CHALLENGE - How many of the lines below contain "Extract"? Answer with that number alone.

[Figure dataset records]
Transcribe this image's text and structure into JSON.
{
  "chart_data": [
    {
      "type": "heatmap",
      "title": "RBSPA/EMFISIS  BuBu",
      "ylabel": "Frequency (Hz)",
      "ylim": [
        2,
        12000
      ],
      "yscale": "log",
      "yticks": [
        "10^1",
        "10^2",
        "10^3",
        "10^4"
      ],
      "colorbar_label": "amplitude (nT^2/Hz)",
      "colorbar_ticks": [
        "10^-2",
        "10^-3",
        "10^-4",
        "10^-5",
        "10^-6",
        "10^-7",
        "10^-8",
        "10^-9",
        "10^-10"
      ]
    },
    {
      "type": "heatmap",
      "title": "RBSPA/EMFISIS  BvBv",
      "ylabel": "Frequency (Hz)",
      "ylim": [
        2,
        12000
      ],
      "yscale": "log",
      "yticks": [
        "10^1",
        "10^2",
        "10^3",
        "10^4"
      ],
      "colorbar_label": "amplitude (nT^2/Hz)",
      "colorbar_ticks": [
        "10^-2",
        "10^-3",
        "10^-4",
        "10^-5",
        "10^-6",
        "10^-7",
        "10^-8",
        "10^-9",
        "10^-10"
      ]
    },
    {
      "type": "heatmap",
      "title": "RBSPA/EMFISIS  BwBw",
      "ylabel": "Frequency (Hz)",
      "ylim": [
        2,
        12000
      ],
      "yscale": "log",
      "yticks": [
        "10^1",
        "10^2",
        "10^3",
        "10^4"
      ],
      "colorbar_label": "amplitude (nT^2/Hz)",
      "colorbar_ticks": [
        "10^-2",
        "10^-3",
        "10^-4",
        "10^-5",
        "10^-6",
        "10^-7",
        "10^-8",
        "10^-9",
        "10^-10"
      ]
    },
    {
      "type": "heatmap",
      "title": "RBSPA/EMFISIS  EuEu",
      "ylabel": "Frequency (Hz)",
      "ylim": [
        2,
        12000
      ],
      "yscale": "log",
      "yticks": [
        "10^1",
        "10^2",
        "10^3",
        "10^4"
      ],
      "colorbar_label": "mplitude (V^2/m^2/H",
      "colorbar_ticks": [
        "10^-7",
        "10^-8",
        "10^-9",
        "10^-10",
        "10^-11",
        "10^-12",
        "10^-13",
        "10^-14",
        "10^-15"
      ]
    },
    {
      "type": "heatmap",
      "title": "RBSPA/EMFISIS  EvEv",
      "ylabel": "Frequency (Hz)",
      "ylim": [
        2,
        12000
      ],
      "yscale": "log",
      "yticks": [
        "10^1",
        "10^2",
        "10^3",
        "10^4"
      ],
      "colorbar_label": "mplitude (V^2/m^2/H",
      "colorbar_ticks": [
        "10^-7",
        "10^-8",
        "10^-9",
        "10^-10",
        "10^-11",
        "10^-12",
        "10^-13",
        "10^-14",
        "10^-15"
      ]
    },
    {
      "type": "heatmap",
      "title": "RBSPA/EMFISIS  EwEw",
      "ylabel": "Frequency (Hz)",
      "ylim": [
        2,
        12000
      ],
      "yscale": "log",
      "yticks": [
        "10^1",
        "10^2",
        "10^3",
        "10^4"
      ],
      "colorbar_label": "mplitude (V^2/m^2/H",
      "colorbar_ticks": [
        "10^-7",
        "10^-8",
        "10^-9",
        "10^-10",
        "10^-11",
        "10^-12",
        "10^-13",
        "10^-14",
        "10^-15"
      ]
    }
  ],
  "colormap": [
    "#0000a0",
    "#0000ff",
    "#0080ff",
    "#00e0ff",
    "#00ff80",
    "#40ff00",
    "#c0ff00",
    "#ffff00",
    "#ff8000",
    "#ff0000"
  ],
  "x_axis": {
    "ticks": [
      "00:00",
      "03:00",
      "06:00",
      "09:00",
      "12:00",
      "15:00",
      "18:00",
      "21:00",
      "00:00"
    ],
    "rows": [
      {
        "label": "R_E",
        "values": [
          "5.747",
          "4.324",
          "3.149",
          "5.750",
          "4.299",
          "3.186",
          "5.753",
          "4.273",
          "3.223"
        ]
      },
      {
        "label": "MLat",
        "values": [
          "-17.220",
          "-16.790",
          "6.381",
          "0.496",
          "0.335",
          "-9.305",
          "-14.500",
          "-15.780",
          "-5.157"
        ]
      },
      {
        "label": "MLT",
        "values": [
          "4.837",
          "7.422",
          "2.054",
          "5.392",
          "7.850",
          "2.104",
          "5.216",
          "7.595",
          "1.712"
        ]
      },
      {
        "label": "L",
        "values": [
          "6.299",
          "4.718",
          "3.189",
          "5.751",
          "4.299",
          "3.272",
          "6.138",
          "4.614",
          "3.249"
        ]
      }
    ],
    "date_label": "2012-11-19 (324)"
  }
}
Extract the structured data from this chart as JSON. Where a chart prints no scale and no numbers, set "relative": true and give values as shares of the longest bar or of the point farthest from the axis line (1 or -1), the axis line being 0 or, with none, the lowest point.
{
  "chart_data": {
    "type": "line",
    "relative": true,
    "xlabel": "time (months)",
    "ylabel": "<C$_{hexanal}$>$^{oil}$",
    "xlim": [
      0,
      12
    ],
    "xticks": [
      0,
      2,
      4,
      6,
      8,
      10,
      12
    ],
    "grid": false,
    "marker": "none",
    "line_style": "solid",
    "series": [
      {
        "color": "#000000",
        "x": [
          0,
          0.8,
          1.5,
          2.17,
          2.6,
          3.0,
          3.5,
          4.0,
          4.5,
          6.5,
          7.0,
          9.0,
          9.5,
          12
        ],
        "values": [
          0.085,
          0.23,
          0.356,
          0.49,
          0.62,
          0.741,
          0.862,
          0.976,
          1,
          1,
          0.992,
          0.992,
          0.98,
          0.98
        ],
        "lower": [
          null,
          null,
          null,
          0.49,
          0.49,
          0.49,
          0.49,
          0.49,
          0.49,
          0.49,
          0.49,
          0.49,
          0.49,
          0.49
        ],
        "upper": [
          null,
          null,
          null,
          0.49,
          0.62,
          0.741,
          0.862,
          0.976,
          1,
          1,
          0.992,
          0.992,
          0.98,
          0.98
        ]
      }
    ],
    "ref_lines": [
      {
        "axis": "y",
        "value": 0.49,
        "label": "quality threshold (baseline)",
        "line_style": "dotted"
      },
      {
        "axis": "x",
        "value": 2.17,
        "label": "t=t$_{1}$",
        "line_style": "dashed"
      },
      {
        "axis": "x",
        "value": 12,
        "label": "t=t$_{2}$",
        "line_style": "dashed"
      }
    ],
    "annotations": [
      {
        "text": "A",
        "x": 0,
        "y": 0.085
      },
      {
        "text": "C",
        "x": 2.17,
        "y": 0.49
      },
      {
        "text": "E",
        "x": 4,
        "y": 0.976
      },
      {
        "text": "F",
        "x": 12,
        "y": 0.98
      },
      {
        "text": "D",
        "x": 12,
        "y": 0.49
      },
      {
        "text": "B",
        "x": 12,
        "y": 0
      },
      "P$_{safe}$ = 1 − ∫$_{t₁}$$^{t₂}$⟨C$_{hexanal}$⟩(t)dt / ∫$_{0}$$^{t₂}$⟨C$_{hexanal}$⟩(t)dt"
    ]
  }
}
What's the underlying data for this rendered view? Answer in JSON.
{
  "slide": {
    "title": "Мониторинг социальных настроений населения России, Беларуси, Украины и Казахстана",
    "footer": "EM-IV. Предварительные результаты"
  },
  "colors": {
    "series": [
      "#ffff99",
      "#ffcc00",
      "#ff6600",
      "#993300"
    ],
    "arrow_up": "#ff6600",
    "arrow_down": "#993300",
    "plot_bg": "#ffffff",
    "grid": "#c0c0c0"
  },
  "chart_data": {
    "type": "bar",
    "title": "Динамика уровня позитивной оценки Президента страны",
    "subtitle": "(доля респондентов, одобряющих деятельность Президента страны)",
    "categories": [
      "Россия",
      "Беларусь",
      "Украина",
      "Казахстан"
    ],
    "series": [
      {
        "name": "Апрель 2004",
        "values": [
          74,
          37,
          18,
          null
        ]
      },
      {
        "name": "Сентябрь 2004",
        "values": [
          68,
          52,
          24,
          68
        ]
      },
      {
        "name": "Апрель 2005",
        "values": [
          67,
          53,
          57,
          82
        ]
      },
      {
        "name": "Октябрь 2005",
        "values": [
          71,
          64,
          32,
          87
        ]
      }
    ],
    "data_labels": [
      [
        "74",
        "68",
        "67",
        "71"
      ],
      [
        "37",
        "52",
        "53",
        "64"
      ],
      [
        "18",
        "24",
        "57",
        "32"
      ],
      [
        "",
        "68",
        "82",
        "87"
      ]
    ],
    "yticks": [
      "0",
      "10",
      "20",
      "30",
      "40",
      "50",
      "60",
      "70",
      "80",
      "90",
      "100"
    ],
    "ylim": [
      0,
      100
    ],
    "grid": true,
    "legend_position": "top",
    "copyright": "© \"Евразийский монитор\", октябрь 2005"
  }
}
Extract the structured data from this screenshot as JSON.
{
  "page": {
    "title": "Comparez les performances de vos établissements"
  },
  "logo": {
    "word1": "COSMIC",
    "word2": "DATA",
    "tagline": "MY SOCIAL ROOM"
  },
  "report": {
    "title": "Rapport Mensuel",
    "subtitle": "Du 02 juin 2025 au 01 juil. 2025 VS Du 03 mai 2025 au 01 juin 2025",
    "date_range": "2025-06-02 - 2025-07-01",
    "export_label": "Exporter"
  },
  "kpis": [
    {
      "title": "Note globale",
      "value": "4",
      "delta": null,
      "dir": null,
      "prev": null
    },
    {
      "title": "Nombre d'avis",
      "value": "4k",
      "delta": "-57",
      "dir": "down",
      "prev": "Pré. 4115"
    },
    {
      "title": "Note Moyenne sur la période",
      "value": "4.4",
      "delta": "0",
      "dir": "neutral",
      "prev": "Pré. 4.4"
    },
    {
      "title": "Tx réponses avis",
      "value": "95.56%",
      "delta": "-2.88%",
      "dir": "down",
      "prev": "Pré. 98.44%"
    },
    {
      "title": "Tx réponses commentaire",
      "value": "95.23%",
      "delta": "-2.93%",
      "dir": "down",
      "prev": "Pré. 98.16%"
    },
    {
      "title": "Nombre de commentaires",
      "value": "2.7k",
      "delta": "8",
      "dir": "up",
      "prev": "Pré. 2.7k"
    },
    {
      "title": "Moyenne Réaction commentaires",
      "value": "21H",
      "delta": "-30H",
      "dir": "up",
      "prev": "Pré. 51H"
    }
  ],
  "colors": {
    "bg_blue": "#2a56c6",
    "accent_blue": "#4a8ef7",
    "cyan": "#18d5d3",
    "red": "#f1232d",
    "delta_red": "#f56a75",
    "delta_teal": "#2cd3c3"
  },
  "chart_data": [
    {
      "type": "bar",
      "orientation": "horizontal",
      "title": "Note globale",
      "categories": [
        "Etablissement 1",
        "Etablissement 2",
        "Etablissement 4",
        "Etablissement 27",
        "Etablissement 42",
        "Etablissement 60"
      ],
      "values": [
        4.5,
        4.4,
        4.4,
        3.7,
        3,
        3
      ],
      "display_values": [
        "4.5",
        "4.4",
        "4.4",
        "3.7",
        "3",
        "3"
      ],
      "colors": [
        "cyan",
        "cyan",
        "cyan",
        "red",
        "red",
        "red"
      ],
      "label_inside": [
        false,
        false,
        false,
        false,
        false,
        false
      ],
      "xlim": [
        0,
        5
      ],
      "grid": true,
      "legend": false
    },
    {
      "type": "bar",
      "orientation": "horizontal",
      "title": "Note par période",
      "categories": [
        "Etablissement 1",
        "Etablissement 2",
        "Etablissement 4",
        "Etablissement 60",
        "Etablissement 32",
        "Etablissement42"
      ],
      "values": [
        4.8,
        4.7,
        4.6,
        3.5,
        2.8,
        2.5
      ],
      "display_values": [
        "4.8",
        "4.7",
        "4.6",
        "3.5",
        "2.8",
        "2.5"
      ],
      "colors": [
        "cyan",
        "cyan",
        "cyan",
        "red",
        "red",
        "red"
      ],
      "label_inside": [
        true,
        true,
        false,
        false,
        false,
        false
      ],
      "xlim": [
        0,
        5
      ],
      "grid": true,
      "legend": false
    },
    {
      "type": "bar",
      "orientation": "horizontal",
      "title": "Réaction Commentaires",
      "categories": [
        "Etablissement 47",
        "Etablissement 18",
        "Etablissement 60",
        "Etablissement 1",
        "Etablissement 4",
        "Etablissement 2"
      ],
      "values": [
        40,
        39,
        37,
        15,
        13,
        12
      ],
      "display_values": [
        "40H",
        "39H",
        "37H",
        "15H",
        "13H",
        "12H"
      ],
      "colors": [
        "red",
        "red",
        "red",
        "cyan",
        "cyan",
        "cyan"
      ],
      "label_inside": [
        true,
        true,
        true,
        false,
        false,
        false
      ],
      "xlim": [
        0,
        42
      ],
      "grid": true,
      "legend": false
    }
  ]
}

TASK OUTPUT - 2